# Stated exercise:
Leave out the pictures and transcribe everything else exactly.

# Material provided:
━━━━━━━━━━━━━━━━━━━━
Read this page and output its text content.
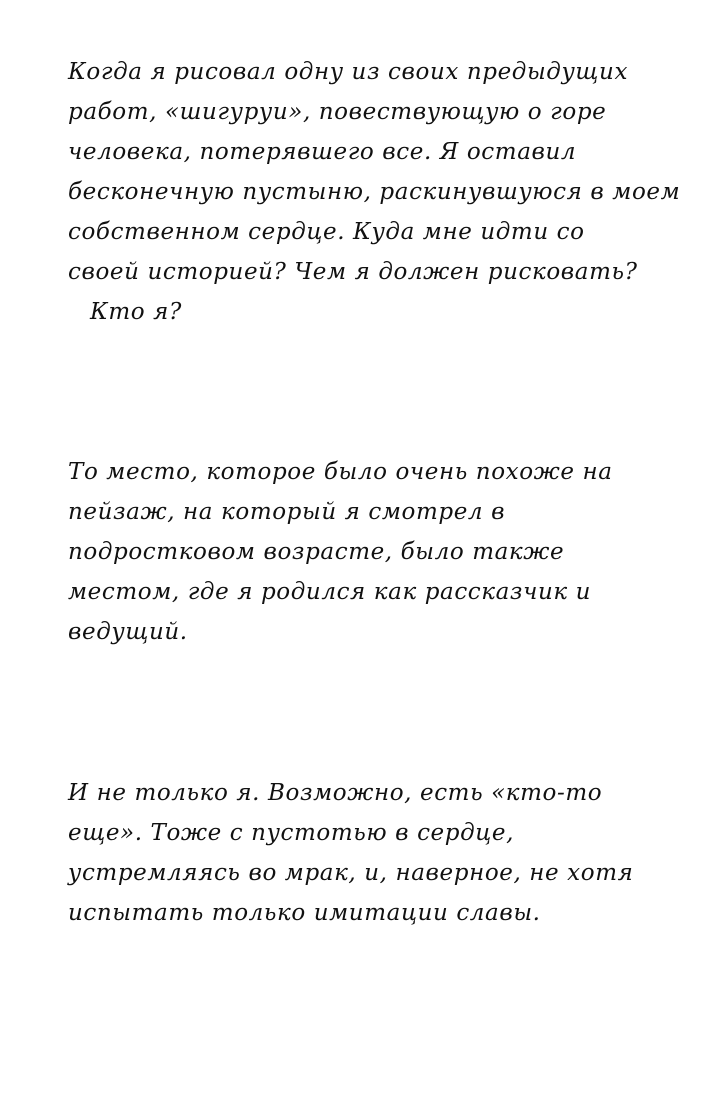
Когда я рисовал одну из своих предыдущих
работ, «шигуруи», повествующую о горе
человека, потерявшего все. Я оставил
бесконечную пустыню, раскинувшуюся в моем
собственном сердце. Куда мне идти со
своей историей? Чем я должен рисковать?
Кто я?
То место, которое было очень похоже на
пейзаж, на который я смотрел в
подростковом возрасте, было также
местом, где я родился как рассказчик и
ведущий.
И не только я. Возможно, есть «кто-то
еще». Тоже с пустотью в сердце,
устремляясь во мрак, и, наверное, не хотя
испытать только имитации славы.
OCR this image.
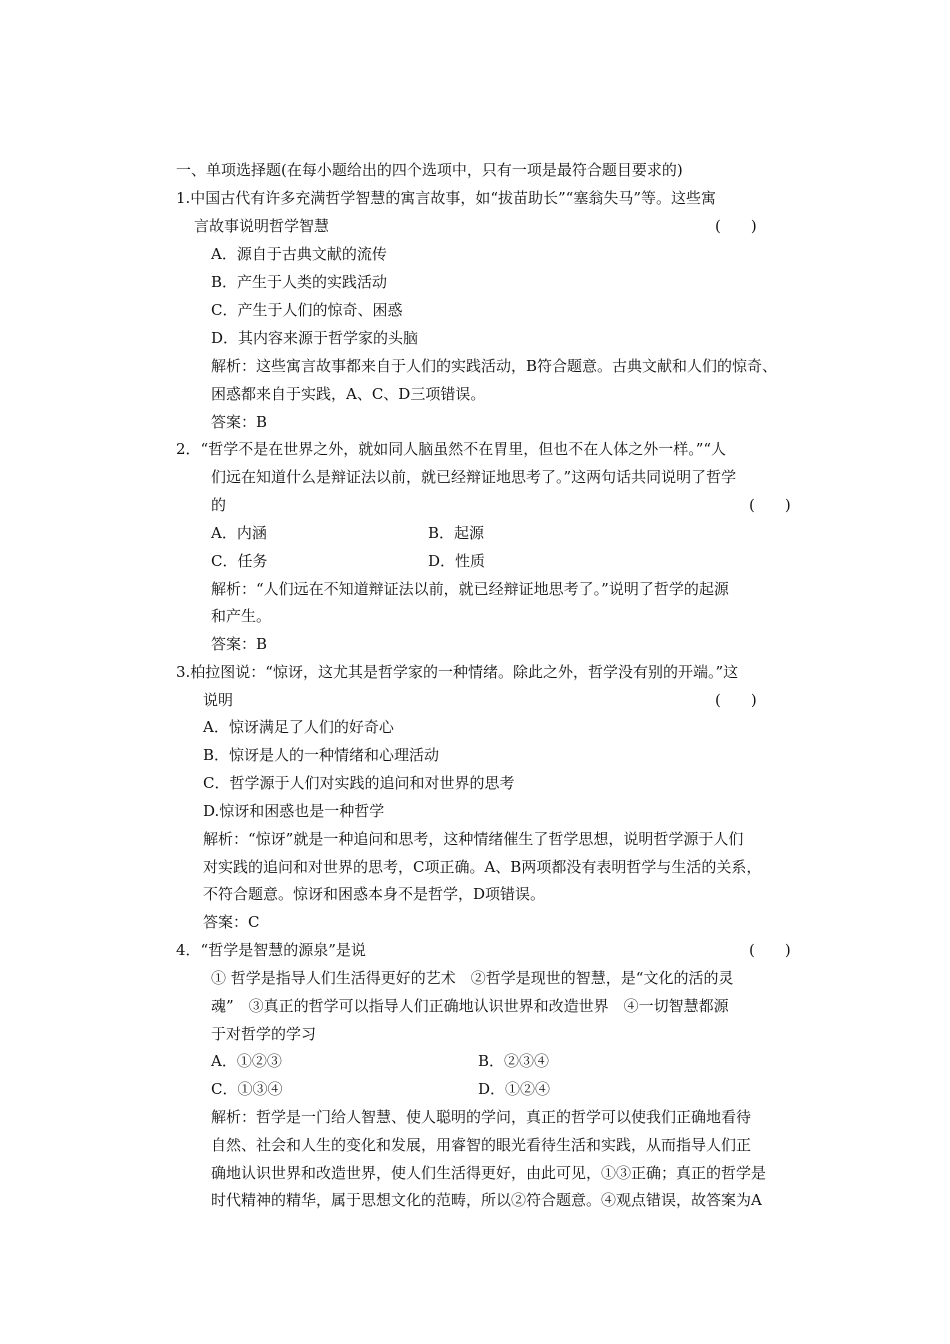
一、单项选择题(在每小题给出的四个选项中，只有一项是最符合题目要求的)
1.中国古代有许多充满哲学智慧的寓言故事，如“拔苗助长”“塞翁失马”等。这些寓
言故事说明哲学智慧	(　　)
A．源自于古典文献的流传
B．产生于人类的实践活动
C．产生于人们的惊奇、困惑
D．其内容来源于哲学家的头脑
解析：这些寓言故事都来自于人们的实践活动，B符合题意。古典文献和人们的惊奇、
困惑都来自于实践，A、C、D三项错误。
答案：B
2．“哲学不是在世界之外，就如同人脑虽然不在胃里，但也不在人体之外一样。”“人
们远在知道什么是辩证法以前，就已经辩证地思考了。”这两句话共同说明了哲学
的	(　　)
A．内涵	B．起源
C．任务	D．性质
解析：“人们远在不知道辩证法以前，就已经辩证地思考了。”说明了哲学的起源
和产生。
答案：B
3.柏拉图说：“惊讶，这尤其是哲学家的一种情绪。除此之外，哲学没有别的开端。”这
说明	(　　)
A．惊讶满足了人们的好奇心
B．惊讶是人的一种情绪和心理活动
C．哲学源于人们对实践的追问和对世界的思考
D.惊讶和困惑也是一种哲学
解析：“惊讶”就是一种追问和思考，这种情绪催生了哲学思想，说明哲学源于人们
对实践的追问和对世界的思考，C项正确。A、B两项都没有表明哲学与生活的关系，
不符合题意。惊讶和困惑本身不是哲学，D项错误。
答案：C
4．“哲学是智慧的源泉”是说	(　　)
① 哲学是指导人们生活得更好的艺术　②哲学是现世的智慧，是“文化的活的灵
魂”　③真正的哲学可以指导人们正确地认识世界和改造世界　④一切智慧都源
于对哲学的学习
A．①②③	B．②③④
C．①③④	D．①②④
解析：哲学是一门给人智慧、使人聪明的学问，真正的哲学可以使我们正确地看待
自然、社会和人生的变化和发展，用睿智的眼光看待生活和实践，从而指导人们正
确地认识世界和改造世界，使人们生活得更好，由此可见，①③正确；真正的哲学是
时代精神的精华，属于思想文化的范畴，所以②符合题意。④观点错误，故答案为A
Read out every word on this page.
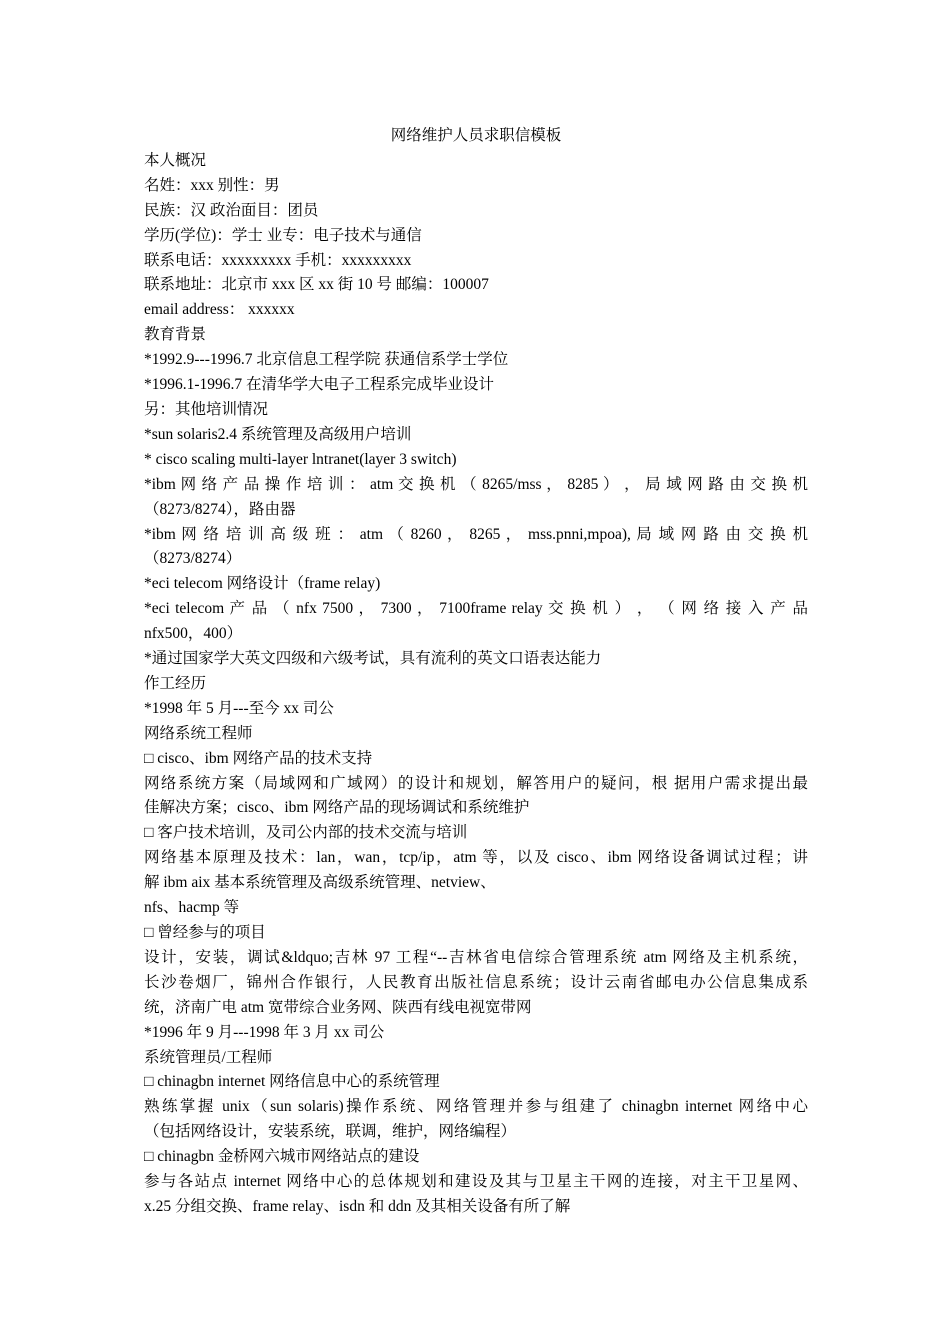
网络维护人员求职信模板

本人概况

名姓：xxx 别性：男

民族：汉 政治面目：团员

学历(学位)：学士 业专：电子技术与通信

联系电话：xxxxxxxxx 手机：xxxxxxxxx

联系地址：北京市 xxx 区 xx 街 10 号 邮编：100007

email address： xxxxxx

教育背景

*1992.9---1996.7 北京信息工程学院 获通信系学士学位

*1996.1-1996.7 在清华学大电子工程系完成毕业设计

另：其他培训情况

*sun solaris2.4 系统管理及高级用户培训

* cisco scaling multi-layer lntranet(layer 3 switch)

*ibm 网 络 产 品 操 作 培 训 ： atm 交 换 机 （ 8265/mss ， 8285 ） ， 局 域 网 路 由 交 换 机

（8273/8274），路由器

*ibm 网 络 培 训 高 级 班 ： atm （ 8260 ， 8265 ， mss.pnni,mpoa), 局 域 网 路 由 交 换 机

（8273/8274）

*eci telecom 网络设计（frame relay)

*eci telecom 产 品 （ nfx 7500 ， 7300 ， 7100frame relay 交 换 机 ） ， （ 网 络 接 入 产 品

nfx500，400）

*通过国家学大英文四级和六级考试，具有流利的英文口语表达能力

作工经历

*1998 年 5 月---至今 xx 司公

网络系统工程师

□ cisco、ibm 网络产品的技术支持

网络系统方案（局域网和广域网）的设计和规划，解答用户的疑问，根 据用户需求提出最

佳解决方案；cisco、ibm 网络产品的现场调试和系统维护

□ 客户技术培训，及司公内部的技术交流与培训

网络基本原理及技术：lan，wan，tcp/ip，atm 等，以及 cisco、ibm 网络设备调试过程；讲

解 ibm aix 基本系统管理及高级系统管理、netview、

nfs、hacmp 等

□ 曾经参与的项目

设计，安装，调试&ldquo;吉林 97 工程“--吉林省电信综合管理系统 atm 网络及主机系统，

长沙卷烟厂，锦州合作银行，人民教育出版社信息系统；设计云南省邮电办公信息集成系

统，济南广电 atm 宽带综合业务网、陕西有线电视宽带网

*1996 年 9 月---1998 年 3 月 xx 司公

系统管理员/工程师

□ chinagbn internet 网络信息中心的系统管理

熟练掌握 unix（sun solaris)操作系统、网络管理并参与组建了 chinagbn internet 网络中心

（包括网络设计，安装系统，联调，维护，网络编程）

□ chinagbn 金桥网六城市网络站点的建设

参与各站点 internet 网络中心的总体规划和建设及其与卫星主干网的连接，对主干卫星网、

x.25 分组交换、frame relay、isdn 和 ddn 及其相关设备有所了解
━━━━━━━━━━━━━━━━━━━━
# Result:
Read this page and output its text content.
Когда я рисовал одну из своих предыдущих
работ, «шигуруи», повествующую о горе
человека, потерявшего все. Я оставил
бесконечную пустыню, раскинувшуюся в моем
собственном сердце. Куда мне идти со
своей историей? Чем я должен рисковать?
Кто я?
То место, которое было очень похоже на
пейзаж, на который я смотрел в
подростковом возрасте, было также
местом, где я родился как рассказчик и
ведущий.
И не только я. Возможно, есть «кто-то
еще». Тоже с пустотью в сердце,
устремляясь во мрак, и, наверное, не хотя
испытать только имитации славы.
OCR this image.
一、单项选择题(在每小题给出的四个选项中，只有一项是最符合题目要求的)
1.中国古代有许多充满哲学智慧的寓言故事，如“拔苗助长”“塞翁失马”等。这些寓
言故事说明哲学智慧	(　　)
A．源自于古典文献的流传
B．产生于人类的实践活动
C．产生于人们的惊奇、困惑
D．其内容来源于哲学家的头脑
解析：这些寓言故事都来自于人们的实践活动，B符合题意。古典文献和人们的惊奇、
困惑都来自于实践，A、C、D三项错误。
答案：B
2．“哲学不是在世界之外，就如同人脑虽然不在胃里，但也不在人体之外一样。”“人
们远在知道什么是辩证法以前，就已经辩证地思考了。”这两句话共同说明了哲学
的	(　　)
A．内涵	B．起源
C．任务	D．性质
解析：“人们远在不知道辩证法以前，就已经辩证地思考了。”说明了哲学的起源
和产生。
答案：B
3.柏拉图说：“惊讶，这尤其是哲学家的一种情绪。除此之外，哲学没有别的开端。”这
说明	(　　)
A．惊讶满足了人们的好奇心
B．惊讶是人的一种情绪和心理活动
C．哲学源于人们对实践的追问和对世界的思考
D.惊讶和困惑也是一种哲学
解析：“惊讶”就是一种追问和思考，这种情绪催生了哲学思想，说明哲学源于人们
对实践的追问和对世界的思考，C项正确。A、B两项都没有表明哲学与生活的关系，
不符合题意。惊讶和困惑本身不是哲学，D项错误。
答案：C
4．“哲学是智慧的源泉”是说	(　　)
① 哲学是指导人们生活得更好的艺术　②哲学是现世的智慧，是“文化的活的灵
魂”　③真正的哲学可以指导人们正确地认识世界和改造世界　④一切智慧都源
于对哲学的学习
A．①②③	B．②③④
C．①③④	D．①②④
解析：哲学是一门给人智慧、使人聪明的学问，真正的哲学可以使我们正确地看待
自然、社会和人生的变化和发展，用睿智的眼光看待生活和实践，从而指导人们正
确地认识世界和改造世界，使人们生活得更好，由此可见，①③正确；真正的哲学是
时代精神的精华，属于思想文化的范畴，所以②符合题意。④观点错误，故答案为A
Read out every word on this page.
网络维护人员求职信模板

本人概况

名姓：xxx 别性：男

民族：汉 政治面目：团员

学历(学位)：学士 业专：电子技术与通信

联系电话：xxxxxxxxx 手机：xxxxxxxxx

联系地址：北京市 xxx 区 xx 街 10 号 邮编：100007

email address： xxxxxx

教育背景

*1992.9---1996.7 北京信息工程学院 获通信系学士学位

*1996.1-1996.7 在清华学大电子工程系完成毕业设计

另：其他培训情况

*sun solaris2.4 系统管理及高级用户培训

* cisco scaling multi-layer lntranet(layer 3 switch)

*ibm 网 络 产 品 操 作 培 训 ： atm 交 换 机 （ 8265/mss ， 8285 ） ， 局 域 网 路 由 交 换 机

（8273/8274），路由器

*ibm 网 络 培 训 高 级 班 ： atm （ 8260 ， 8265 ， mss.pnni,mpoa), 局 域 网 路 由 交 换 机

（8273/8274）

*eci telecom 网络设计（frame relay)

*eci telecom 产 品 （ nfx 7500 ， 7300 ， 7100frame relay 交 换 机 ） ， （ 网 络 接 入 产 品

nfx500，400）

*通过国家学大英文四级和六级考试，具有流利的英文口语表达能力

作工经历

*1998 年 5 月---至今 xx 司公

网络系统工程师

□ cisco、ibm 网络产品的技术支持

网络系统方案（局域网和广域网）的设计和规划，解答用户的疑问，根 据用户需求提出最

佳解决方案；cisco、ibm 网络产品的现场调试和系统维护

□ 客户技术培训，及司公内部的技术交流与培训

网络基本原理及技术：lan，wan，tcp/ip，atm 等，以及 cisco、ibm 网络设备调试过程；讲

解 ibm aix 基本系统管理及高级系统管理、netview、

nfs、hacmp 等

□ 曾经参与的项目

设计，安装，调试&ldquo;吉林 97 工程“--吉林省电信综合管理系统 atm 网络及主机系统，

长沙卷烟厂，锦州合作银行，人民教育出版社信息系统；设计云南省邮电办公信息集成系

统，济南广电 atm 宽带综合业务网、陕西有线电视宽带网

*1996 年 9 月---1998 年 3 月 xx 司公

系统管理员/工程师

□ chinagbn internet 网络信息中心的系统管理

熟练掌握 unix（sun solaris)操作系统、网络管理并参与组建了 chinagbn internet 网络中心

（包括网络设计，安装系统，联调，维护，网络编程）

□ chinagbn 金桥网六城市网络站点的建设

参与各站点 internet 网络中心的总体规划和建设及其与卫星主干网的连接，对主干卫星网、

x.25 分组交换、frame relay、isdn 和 ddn 及其相关设备有所了解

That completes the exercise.